-------- DATA TO USE

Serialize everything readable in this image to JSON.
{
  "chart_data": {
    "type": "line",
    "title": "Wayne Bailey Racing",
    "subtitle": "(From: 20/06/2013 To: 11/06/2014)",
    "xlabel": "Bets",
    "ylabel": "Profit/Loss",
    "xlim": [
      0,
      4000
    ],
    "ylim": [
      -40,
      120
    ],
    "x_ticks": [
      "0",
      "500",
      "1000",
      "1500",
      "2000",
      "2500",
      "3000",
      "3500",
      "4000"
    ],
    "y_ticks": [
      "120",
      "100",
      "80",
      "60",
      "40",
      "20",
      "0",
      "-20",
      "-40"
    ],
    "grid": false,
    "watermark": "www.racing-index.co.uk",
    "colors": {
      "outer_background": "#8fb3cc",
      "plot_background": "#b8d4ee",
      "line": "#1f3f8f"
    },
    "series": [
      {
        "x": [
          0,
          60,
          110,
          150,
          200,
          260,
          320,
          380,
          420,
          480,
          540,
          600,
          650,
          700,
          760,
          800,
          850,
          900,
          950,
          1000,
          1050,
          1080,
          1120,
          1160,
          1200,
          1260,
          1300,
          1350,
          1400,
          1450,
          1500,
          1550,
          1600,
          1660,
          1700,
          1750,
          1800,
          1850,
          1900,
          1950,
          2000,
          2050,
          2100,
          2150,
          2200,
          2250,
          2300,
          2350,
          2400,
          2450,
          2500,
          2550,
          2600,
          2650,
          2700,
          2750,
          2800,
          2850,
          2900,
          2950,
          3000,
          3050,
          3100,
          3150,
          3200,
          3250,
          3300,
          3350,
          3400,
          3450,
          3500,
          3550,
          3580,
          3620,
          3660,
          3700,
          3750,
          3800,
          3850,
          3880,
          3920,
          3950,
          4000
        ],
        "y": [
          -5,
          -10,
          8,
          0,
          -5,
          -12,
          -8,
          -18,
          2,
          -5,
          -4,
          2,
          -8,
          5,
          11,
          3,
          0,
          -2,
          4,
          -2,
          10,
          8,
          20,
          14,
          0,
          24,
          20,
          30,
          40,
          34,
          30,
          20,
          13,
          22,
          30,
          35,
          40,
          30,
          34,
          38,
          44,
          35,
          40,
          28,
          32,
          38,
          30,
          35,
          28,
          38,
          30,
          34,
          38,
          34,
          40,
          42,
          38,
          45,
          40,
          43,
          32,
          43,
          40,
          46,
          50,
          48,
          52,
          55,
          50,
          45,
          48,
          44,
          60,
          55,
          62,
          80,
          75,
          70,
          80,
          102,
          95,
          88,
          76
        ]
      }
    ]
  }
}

----------------

§ WORK TO COMPLETE
Go through the records above and retype each one exactly.

§ TASK SOLUTION
Serialize everything readable in this image to JSON.
{
  "chart_data": {
    "type": "line",
    "title": "Wayne Bailey Racing",
    "subtitle": "(From: 20/06/2013 To: 11/06/2014)",
    "xlabel": "Bets",
    "ylabel": "Profit/Loss",
    "xlim": [
      0,
      4000
    ],
    "ylim": [
      -40,
      120
    ],
    "x_ticks": [
      "0",
      "500",
      "1000",
      "1500",
      "2000",
      "2500",
      "3000",
      "3500",
      "4000"
    ],
    "y_ticks": [
      "120",
      "100",
      "80",
      "60",
      "40",
      "20",
      "0",
      "-20",
      "-40"
    ],
    "grid": false,
    "watermark": "www.racing-index.co.uk",
    "colors": {
      "outer_background": "#8fb3cc",
      "plot_background": "#b8d4ee",
      "line": "#1f3f8f"
    },
    "series": [
      {
        "x": [
          0,
          60,
          110,
          150,
          200,
          260,
          320,
          380,
          420,
          480,
          540,
          600,
          650,
          700,
          760,
          800,
          850,
          900,
          950,
          1000,
          1050,
          1080,
          1120,
          1160,
          1200,
          1260,
          1300,
          1350,
          1400,
          1450,
          1500,
          1550,
          1600,
          1660,
          1700,
          1750,
          1800,
          1850,
          1900,
          1950,
          2000,
          2050,
          2100,
          2150,
          2200,
          2250,
          2300,
          2350,
          2400,
          2450,
          2500,
          2550,
          2600,
          2650,
          2700,
          2750,
          2800,
          2850,
          2900,
          2950,
          3000,
          3050,
          3100,
          3150,
          3200,
          3250,
          3300,
          3350,
          3400,
          3450,
          3500,
          3550,
          3580,
          3620,
          3660,
          3700,
          3750,
          3800,
          3850,
          3880,
          3920,
          3950,
          4000
        ],
        "y": [
          -5,
          -10,
          8,
          0,
          -5,
          -12,
          -8,
          -18,
          2,
          -5,
          -4,
          2,
          -8,
          5,
          11,
          3,
          0,
          -2,
          4,
          -2,
          10,
          8,
          20,
          14,
          0,
          24,
          20,
          30,
          40,
          34,
          30,
          20,
          13,
          22,
          30,
          35,
          40,
          30,
          34,
          38,
          44,
          35,
          40,
          28,
          32,
          38,
          30,
          35,
          28,
          38,
          30,
          34,
          38,
          34,
          40,
          42,
          38,
          45,
          40,
          43,
          32,
          43,
          40,
          46,
          50,
          48,
          52,
          55,
          50,
          45,
          48,
          44,
          60,
          55,
          62,
          80,
          75,
          70,
          80,
          102,
          95,
          88,
          76
        ]
      }
    ]
  }
}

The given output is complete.